## begin Information shown

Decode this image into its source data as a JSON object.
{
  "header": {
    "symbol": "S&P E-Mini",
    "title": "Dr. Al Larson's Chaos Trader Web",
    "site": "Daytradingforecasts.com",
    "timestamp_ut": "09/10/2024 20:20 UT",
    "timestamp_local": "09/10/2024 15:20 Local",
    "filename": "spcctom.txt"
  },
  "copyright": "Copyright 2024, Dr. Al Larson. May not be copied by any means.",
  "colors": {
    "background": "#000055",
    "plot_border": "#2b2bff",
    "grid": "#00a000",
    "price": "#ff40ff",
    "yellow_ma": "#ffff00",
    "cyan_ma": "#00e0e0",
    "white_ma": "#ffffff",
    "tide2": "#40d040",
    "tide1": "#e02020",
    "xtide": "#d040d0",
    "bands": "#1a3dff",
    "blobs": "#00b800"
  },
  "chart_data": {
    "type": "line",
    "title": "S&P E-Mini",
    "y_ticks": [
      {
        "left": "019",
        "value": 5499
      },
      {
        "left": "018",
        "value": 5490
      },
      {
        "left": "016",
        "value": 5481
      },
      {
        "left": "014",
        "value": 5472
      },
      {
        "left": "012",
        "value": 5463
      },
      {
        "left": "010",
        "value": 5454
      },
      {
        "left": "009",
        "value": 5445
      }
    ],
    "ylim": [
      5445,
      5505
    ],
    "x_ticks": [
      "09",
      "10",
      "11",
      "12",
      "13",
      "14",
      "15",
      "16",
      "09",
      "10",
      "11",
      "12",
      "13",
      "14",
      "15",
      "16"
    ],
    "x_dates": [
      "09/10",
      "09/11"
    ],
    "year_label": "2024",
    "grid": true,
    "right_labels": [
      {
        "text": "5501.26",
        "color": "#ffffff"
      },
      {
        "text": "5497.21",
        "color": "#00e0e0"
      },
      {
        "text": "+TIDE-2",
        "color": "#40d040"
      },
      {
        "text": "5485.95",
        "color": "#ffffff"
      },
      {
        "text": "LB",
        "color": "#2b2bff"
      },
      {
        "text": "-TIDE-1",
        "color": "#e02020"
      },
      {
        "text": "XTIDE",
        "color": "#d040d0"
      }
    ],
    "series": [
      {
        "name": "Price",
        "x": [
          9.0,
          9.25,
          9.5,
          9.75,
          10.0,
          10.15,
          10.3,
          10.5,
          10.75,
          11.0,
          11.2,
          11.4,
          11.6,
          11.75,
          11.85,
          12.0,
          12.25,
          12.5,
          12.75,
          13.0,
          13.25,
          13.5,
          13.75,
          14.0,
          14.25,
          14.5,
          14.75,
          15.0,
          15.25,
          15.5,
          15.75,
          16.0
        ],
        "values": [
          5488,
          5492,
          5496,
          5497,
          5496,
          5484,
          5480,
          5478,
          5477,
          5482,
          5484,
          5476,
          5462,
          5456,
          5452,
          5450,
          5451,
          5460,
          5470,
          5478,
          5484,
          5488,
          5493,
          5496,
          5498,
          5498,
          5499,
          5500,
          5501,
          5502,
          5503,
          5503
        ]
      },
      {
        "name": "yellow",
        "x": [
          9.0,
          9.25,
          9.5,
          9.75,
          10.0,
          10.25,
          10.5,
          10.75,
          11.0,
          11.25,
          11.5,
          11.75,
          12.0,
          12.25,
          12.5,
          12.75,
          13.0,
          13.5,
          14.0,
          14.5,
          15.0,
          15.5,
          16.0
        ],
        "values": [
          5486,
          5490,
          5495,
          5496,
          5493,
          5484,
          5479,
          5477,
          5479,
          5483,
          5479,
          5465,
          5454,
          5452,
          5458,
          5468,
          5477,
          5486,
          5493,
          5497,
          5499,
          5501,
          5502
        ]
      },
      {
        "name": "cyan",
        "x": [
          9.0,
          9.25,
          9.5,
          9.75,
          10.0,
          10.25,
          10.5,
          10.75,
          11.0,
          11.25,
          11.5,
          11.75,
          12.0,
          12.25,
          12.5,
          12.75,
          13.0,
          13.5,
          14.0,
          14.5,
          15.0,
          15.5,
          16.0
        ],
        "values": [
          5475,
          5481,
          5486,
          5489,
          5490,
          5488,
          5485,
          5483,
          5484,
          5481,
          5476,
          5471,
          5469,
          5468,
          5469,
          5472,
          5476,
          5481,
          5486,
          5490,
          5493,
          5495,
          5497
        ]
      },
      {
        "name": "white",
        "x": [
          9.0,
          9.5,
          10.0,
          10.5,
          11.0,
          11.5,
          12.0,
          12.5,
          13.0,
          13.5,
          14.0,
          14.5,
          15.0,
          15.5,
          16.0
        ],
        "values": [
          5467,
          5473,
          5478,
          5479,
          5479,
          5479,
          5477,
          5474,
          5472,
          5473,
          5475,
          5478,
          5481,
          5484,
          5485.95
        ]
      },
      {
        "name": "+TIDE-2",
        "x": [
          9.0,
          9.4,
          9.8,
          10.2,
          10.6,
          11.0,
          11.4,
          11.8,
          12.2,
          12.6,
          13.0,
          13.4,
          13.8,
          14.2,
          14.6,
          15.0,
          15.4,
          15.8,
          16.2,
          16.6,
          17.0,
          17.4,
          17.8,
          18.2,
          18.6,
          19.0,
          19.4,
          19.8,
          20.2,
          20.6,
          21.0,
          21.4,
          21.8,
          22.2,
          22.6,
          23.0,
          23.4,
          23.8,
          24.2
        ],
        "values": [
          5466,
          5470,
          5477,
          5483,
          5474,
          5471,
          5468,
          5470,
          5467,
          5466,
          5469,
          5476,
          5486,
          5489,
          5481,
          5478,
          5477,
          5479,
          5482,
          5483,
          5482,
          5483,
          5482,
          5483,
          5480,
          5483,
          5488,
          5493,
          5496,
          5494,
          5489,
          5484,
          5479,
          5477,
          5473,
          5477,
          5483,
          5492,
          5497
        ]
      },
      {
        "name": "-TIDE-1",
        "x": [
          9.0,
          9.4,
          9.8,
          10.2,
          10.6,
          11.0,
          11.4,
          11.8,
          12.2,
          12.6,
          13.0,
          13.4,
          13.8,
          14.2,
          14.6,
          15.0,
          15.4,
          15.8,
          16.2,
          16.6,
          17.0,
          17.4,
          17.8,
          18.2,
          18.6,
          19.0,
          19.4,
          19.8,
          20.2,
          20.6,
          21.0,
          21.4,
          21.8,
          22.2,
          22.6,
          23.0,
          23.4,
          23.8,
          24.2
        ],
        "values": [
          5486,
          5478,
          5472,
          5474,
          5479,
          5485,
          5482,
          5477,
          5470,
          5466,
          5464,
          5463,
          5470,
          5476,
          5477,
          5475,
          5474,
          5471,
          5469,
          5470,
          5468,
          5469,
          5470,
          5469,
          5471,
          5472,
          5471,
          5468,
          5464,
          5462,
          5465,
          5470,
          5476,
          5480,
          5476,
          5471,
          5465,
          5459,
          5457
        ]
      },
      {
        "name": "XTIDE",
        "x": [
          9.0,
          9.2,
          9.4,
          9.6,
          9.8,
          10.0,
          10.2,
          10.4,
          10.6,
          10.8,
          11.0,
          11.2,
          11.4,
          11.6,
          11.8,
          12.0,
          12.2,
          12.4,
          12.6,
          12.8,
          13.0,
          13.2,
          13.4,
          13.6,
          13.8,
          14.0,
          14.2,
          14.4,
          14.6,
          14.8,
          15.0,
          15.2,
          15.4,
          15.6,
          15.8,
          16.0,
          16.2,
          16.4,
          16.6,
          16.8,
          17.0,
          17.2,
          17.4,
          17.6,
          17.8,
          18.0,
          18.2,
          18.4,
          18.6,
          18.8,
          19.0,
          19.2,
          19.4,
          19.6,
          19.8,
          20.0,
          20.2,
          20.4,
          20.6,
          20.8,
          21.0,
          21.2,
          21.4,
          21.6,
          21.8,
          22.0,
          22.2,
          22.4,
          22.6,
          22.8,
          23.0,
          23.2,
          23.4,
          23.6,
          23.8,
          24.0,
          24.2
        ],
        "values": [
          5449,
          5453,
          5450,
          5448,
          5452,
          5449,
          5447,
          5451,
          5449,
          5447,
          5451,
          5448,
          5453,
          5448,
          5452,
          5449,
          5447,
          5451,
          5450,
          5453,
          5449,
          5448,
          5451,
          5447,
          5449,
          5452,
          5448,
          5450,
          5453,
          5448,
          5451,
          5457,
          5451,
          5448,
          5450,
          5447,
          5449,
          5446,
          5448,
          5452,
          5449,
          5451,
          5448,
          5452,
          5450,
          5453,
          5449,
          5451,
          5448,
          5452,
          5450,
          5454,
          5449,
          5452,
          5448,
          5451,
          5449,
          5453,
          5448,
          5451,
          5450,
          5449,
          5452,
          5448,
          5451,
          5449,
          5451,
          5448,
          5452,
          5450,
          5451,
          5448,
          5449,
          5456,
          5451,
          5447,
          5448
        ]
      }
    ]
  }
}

## end Information shown

The required answer is a single number: the count of lines in the entries that hold the string "text".

7